(Fragmento)
....................
En 1978, Lee Iacocca fue contratado como CEO de Chrysler. El ingeniero industrial, devenido en hábil vendedor, acababa de ser despedido de Ford —luego de tres décadas de leales servicios— por desavenencias con Henry Ford II, nada menos que el nieto del fundador del imperio automotriz. Chrysler se encontraba en una situación desesperada, al borde de la bancarrota, por lo que la junta de accionistas le otorgó plenos poderes al recién llegado y se encomendó a él.
Iacocca avanzó en varios frentes a la vez. Para rescatar a Chrysler de la quiebra logró convencer al Congreso de Estados Unidos que le aprobara un préstamo colosal. Al parecer, el mercado a veces no alcanza. Esa gran jugada le dio aire suficiente para poder pensar el futuro con más calma. Así como bajo la escudería Ford impulsó el Mustang —uno de los vehículos más cinematográficos de la historia—, con Chrysler apostó al minivan, el vehículo familiar que se transformaría en un clásico.
....................
(Información proporcionada)

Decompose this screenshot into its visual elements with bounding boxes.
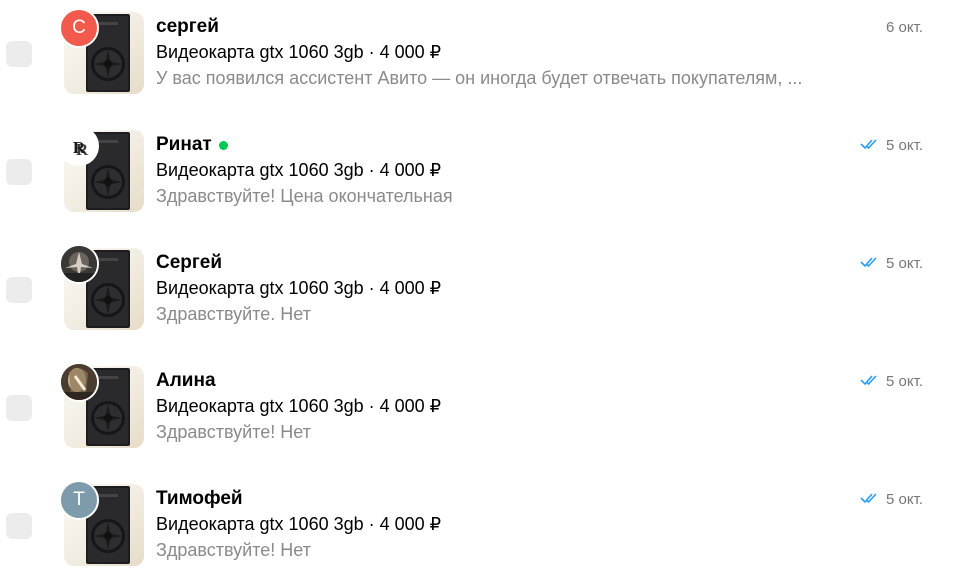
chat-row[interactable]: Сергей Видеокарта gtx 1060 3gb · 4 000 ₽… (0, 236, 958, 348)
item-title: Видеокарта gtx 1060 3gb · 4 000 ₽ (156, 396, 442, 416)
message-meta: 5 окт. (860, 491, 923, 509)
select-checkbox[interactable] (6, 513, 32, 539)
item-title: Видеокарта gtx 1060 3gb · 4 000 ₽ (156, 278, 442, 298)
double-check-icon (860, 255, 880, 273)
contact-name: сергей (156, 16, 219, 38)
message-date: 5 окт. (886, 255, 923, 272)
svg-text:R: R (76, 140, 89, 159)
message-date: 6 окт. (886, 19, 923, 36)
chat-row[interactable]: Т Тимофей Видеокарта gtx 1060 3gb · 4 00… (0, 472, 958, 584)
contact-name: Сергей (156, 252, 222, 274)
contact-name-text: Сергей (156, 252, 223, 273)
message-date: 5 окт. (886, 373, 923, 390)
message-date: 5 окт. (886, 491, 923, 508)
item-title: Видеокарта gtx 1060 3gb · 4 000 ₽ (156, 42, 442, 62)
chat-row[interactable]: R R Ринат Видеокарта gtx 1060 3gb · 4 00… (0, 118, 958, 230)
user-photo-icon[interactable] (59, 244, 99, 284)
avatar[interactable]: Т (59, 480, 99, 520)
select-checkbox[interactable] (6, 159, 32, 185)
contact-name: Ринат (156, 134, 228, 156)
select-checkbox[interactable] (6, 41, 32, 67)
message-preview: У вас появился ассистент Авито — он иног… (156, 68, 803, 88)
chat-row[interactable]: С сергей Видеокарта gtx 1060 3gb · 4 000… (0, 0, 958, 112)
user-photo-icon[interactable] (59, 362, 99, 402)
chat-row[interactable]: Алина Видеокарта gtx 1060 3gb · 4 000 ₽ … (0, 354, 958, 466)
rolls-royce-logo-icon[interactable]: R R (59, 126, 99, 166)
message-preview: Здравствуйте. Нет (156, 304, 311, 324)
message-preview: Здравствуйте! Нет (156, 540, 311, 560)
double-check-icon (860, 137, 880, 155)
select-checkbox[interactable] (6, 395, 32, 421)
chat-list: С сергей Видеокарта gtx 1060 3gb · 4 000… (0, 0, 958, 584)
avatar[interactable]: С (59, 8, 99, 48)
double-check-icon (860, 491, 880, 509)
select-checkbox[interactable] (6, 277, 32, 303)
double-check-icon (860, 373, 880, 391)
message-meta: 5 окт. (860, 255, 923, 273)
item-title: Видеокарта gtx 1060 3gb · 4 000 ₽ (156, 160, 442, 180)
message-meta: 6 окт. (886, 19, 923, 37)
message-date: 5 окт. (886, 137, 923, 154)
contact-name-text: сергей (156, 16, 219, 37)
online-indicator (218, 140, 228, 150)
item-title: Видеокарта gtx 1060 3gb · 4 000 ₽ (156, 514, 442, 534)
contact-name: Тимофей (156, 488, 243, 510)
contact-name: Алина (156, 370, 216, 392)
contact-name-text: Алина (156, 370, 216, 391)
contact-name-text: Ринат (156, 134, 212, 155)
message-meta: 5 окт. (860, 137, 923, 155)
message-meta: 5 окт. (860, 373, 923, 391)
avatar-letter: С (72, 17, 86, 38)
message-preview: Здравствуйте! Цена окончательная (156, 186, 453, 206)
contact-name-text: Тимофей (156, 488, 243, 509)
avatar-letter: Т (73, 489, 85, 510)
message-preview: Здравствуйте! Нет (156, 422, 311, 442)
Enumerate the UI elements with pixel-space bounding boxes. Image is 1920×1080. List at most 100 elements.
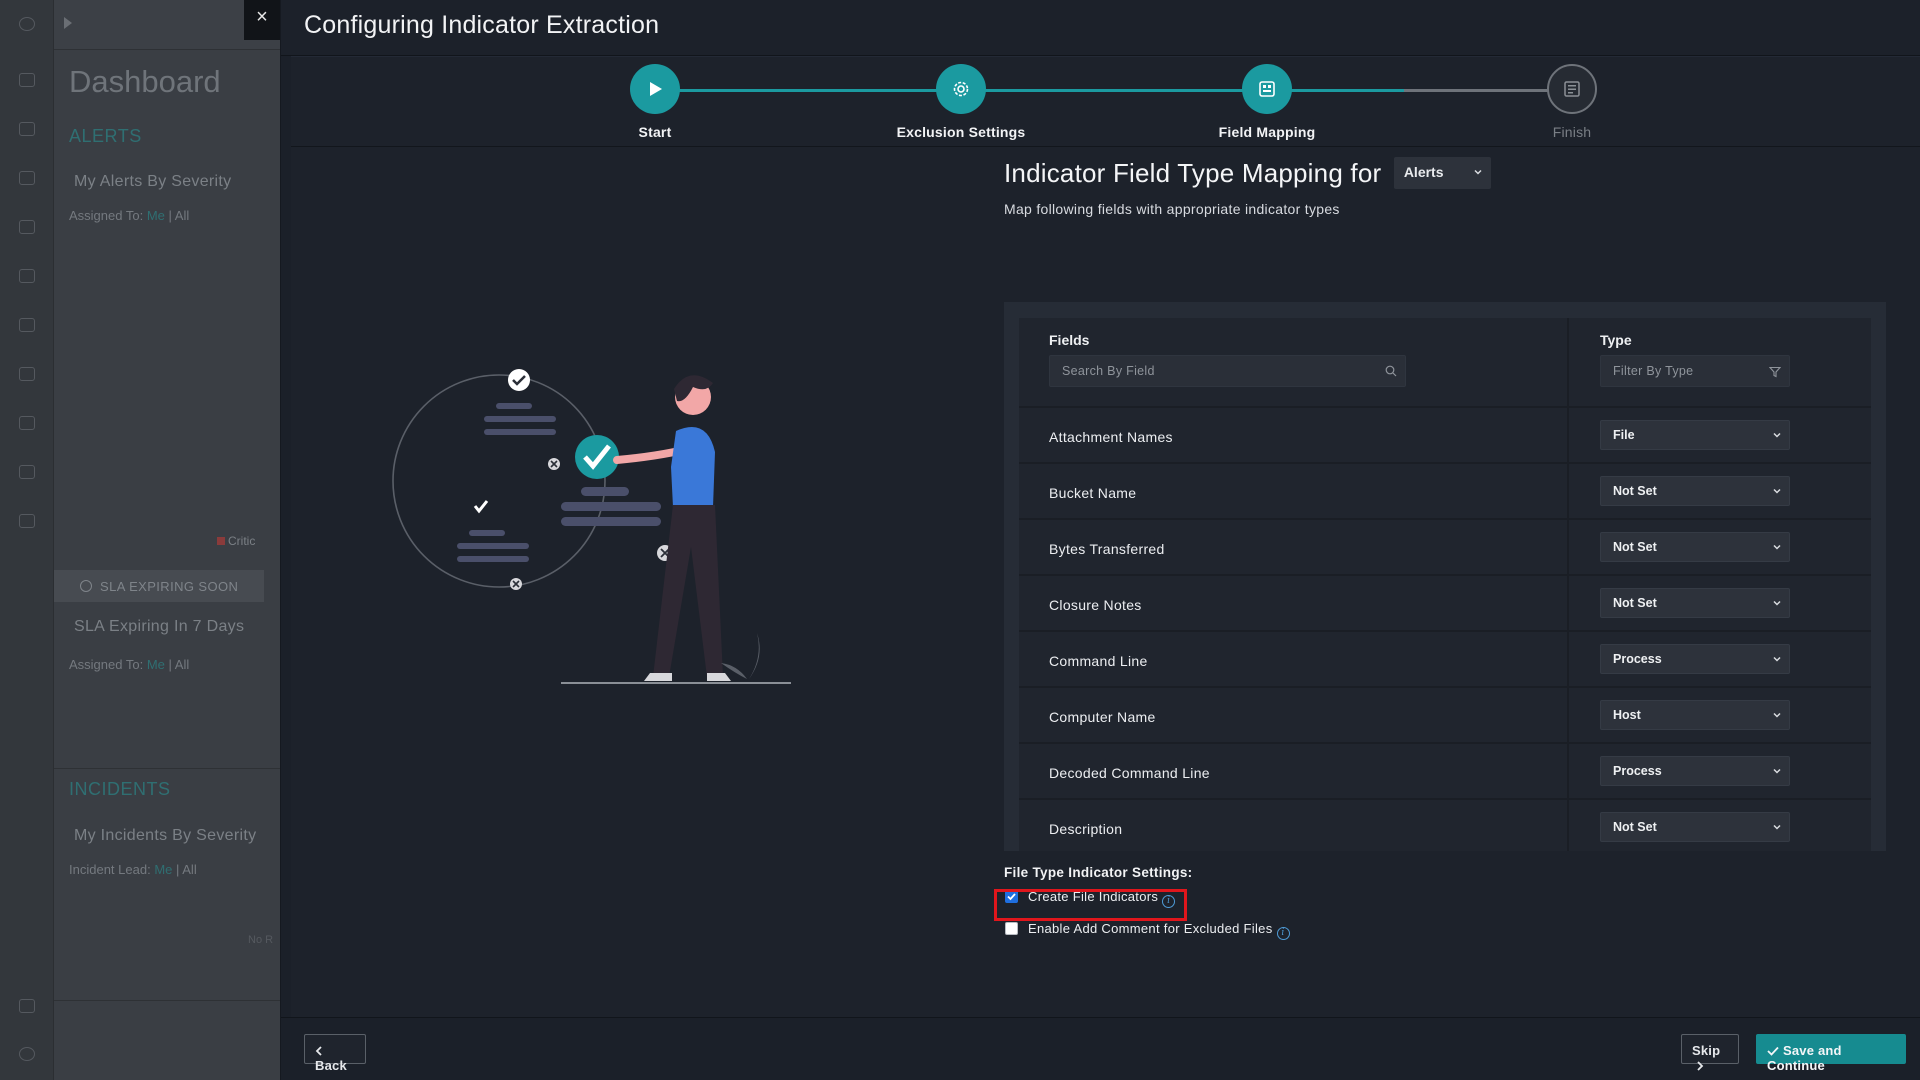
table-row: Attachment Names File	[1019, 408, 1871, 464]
....................
(Tu objetivo)
Enumera todas las personas y organizaciones que el fragmento menciona por su nombre propio.

(Resultado final)
Lee Iacocca, Chrysler, Ford, Henry Ford II y el Congreso de Estados Unidos.